**What you need to do**
Return all lines in the material below that contain "marker".

Figure record listings:
>> BEGIN
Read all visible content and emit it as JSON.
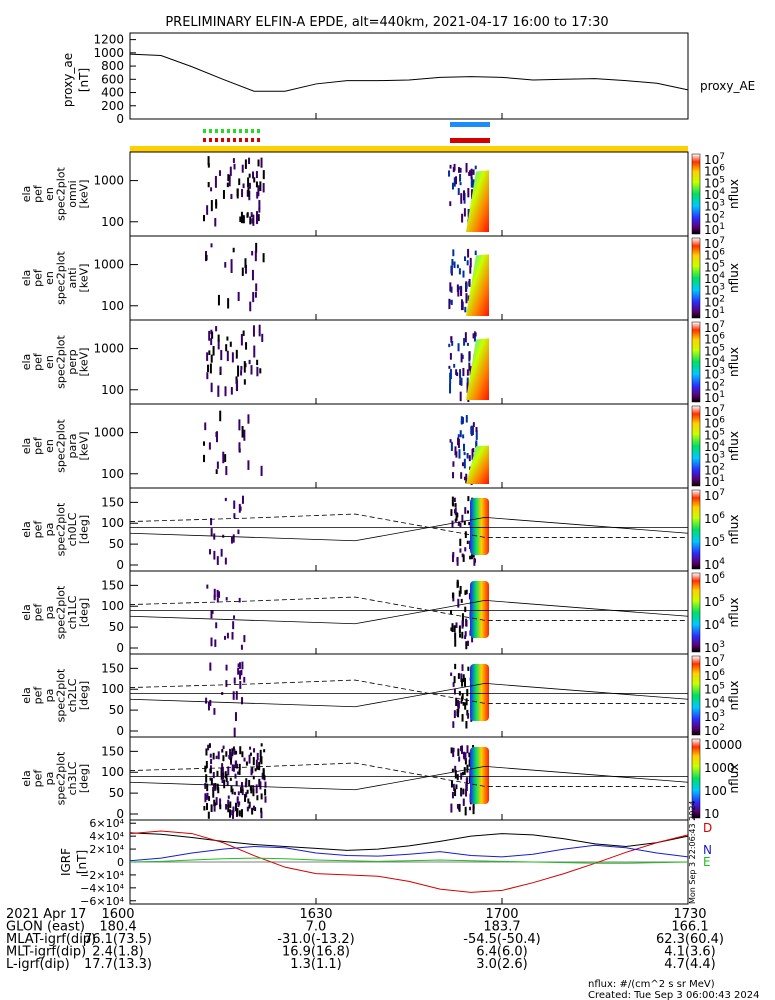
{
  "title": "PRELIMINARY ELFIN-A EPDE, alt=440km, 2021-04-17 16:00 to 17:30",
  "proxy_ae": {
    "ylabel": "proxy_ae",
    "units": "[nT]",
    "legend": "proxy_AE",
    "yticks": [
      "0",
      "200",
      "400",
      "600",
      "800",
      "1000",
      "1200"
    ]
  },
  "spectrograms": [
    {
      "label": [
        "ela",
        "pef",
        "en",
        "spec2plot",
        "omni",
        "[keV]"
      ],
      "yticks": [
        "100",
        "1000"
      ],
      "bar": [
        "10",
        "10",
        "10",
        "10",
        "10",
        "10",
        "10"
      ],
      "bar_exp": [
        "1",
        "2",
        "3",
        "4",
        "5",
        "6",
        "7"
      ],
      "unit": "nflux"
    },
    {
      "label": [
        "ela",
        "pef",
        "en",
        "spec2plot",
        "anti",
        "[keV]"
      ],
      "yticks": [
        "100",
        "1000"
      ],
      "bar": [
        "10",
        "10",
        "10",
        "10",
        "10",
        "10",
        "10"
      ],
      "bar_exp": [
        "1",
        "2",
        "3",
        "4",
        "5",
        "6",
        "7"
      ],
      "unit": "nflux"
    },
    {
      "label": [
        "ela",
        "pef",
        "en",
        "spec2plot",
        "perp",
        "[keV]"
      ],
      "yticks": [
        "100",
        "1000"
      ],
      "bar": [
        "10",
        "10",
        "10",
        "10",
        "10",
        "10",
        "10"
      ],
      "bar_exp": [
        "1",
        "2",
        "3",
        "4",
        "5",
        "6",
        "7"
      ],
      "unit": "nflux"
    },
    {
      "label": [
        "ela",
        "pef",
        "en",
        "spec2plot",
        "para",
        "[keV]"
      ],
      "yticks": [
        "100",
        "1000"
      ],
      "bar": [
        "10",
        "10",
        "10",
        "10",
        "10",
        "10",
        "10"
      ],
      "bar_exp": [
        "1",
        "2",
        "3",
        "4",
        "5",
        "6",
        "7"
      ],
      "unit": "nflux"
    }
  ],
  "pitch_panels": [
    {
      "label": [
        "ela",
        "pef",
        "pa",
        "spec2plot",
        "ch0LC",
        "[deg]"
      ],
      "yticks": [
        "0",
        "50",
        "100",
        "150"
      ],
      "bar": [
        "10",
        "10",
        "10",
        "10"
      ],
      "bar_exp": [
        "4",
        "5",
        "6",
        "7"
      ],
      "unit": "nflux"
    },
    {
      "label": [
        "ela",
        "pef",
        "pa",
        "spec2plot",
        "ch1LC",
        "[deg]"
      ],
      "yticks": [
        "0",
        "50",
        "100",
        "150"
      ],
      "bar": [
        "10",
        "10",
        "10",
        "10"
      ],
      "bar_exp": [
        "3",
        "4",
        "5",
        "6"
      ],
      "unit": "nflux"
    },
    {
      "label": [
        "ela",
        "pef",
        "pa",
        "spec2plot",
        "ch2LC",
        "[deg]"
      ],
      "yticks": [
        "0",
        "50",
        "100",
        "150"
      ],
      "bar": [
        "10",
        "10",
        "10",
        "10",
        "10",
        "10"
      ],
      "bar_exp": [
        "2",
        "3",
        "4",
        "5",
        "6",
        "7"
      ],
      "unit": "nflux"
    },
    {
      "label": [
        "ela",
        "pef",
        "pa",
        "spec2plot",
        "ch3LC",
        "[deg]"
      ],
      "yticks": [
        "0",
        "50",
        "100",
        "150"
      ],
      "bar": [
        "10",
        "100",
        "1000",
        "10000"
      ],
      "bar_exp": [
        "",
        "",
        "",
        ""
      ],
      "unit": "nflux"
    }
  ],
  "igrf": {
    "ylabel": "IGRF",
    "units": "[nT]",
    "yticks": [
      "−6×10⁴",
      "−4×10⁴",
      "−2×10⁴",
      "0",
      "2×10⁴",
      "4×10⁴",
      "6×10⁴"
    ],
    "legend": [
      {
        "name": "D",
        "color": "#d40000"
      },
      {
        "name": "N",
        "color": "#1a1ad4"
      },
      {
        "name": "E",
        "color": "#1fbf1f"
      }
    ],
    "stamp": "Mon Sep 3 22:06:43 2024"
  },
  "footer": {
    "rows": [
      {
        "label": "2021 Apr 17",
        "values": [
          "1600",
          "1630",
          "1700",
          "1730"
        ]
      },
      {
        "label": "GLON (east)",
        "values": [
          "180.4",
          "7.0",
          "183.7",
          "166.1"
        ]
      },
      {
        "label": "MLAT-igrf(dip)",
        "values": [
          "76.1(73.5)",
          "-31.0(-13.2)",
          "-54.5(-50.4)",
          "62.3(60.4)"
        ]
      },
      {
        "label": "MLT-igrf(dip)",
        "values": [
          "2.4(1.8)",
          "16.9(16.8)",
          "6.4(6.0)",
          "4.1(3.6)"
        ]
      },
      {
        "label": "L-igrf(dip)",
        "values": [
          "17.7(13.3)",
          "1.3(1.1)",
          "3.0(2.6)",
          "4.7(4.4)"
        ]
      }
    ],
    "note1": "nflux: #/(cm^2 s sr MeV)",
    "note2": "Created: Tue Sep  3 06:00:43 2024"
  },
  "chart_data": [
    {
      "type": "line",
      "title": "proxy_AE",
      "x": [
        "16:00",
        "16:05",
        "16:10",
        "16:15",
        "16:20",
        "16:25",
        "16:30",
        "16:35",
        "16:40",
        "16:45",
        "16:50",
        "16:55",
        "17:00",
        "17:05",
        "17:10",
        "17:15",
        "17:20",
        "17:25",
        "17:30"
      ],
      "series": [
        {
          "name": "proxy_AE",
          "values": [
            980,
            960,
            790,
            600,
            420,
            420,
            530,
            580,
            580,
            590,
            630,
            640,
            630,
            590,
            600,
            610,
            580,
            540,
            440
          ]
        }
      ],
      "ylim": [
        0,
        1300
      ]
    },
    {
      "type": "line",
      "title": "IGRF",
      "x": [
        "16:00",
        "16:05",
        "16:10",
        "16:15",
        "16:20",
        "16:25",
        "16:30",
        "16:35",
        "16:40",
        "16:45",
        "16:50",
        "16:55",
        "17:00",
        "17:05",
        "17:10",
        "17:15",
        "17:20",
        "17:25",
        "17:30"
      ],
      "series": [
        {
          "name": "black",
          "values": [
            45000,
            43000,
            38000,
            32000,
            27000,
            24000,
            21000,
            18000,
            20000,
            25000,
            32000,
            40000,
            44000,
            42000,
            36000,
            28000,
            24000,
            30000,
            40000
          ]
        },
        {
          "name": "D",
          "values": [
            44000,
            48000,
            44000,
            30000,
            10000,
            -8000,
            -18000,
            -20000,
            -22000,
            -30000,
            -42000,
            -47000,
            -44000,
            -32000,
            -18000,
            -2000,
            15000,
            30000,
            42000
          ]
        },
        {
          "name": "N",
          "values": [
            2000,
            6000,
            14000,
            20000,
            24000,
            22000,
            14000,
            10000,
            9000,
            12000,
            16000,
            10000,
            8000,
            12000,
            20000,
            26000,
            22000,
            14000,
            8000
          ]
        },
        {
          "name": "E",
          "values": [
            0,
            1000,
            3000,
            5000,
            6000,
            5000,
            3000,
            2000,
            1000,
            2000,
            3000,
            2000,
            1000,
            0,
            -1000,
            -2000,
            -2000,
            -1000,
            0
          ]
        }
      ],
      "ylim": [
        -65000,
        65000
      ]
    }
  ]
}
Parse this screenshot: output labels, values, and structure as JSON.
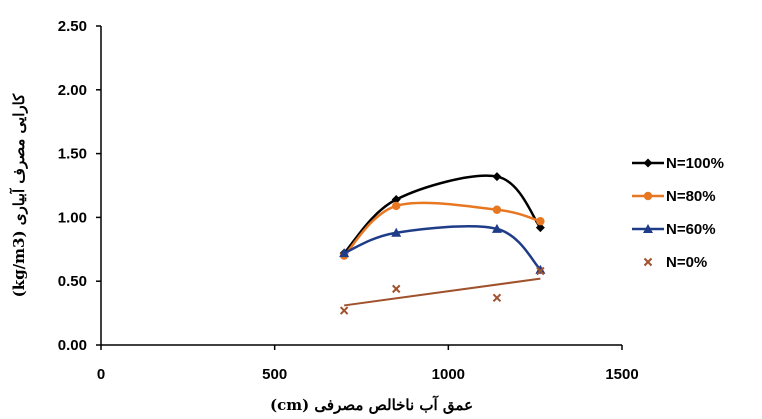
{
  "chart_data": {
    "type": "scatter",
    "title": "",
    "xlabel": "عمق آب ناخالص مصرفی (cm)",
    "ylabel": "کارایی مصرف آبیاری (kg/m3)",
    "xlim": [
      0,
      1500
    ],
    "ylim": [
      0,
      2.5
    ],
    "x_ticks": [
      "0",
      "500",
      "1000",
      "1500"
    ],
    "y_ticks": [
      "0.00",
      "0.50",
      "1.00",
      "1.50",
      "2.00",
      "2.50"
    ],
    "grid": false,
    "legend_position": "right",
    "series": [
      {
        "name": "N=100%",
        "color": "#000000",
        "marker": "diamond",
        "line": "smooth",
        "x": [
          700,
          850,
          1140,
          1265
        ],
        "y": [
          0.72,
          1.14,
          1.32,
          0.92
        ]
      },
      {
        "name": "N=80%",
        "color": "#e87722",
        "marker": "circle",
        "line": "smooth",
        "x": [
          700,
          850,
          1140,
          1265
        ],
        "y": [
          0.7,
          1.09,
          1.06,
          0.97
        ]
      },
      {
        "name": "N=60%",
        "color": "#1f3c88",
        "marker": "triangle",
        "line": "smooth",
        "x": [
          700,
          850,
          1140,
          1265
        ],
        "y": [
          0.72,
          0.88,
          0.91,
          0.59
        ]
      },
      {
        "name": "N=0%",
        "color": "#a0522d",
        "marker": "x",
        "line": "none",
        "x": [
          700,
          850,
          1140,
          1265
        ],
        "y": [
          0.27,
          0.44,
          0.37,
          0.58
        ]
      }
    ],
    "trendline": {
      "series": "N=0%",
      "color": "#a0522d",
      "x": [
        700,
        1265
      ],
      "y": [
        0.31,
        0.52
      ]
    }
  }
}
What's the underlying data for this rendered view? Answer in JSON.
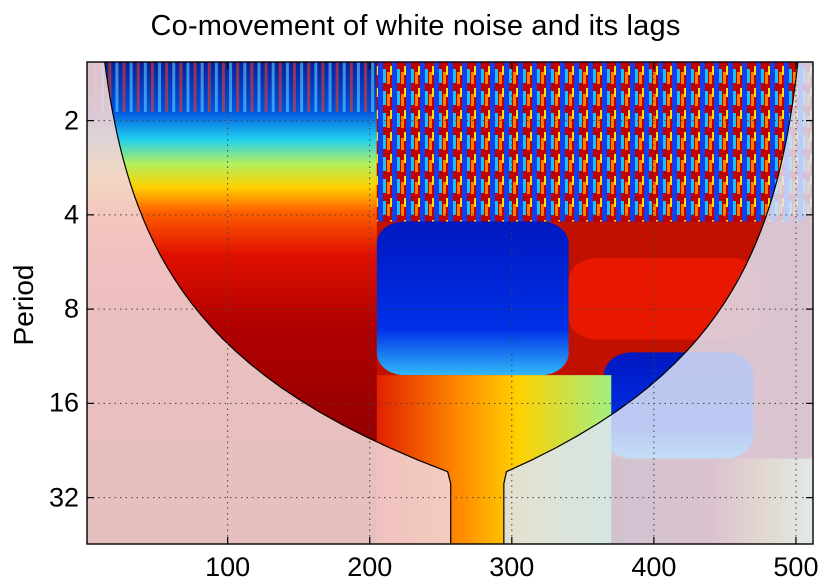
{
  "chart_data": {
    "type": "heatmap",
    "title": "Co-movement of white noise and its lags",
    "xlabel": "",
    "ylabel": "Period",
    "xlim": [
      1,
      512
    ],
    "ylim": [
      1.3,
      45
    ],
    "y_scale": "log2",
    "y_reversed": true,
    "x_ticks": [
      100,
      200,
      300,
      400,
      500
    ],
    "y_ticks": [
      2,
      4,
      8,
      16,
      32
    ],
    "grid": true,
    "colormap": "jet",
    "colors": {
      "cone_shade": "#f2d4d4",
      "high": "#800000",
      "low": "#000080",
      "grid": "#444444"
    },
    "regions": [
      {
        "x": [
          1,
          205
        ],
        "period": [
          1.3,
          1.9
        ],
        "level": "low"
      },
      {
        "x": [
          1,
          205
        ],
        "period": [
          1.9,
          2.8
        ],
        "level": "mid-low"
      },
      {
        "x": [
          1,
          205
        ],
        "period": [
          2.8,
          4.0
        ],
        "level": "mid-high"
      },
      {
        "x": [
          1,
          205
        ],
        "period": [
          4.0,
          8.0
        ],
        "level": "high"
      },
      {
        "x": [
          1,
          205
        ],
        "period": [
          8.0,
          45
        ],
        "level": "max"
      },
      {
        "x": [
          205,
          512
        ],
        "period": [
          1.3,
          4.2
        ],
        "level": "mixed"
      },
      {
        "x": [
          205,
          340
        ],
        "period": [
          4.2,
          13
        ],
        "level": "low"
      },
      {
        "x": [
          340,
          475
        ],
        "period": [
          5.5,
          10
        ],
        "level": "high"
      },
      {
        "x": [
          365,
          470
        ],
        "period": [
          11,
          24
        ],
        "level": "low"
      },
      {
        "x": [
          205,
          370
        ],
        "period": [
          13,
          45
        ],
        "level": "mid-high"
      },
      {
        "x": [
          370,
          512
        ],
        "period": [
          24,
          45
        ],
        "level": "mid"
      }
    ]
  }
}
>> END
**Answer to the task**
        "marker": "diamond",
        "marker": "circle",
        "marker": "triangle",
        "marker": "x",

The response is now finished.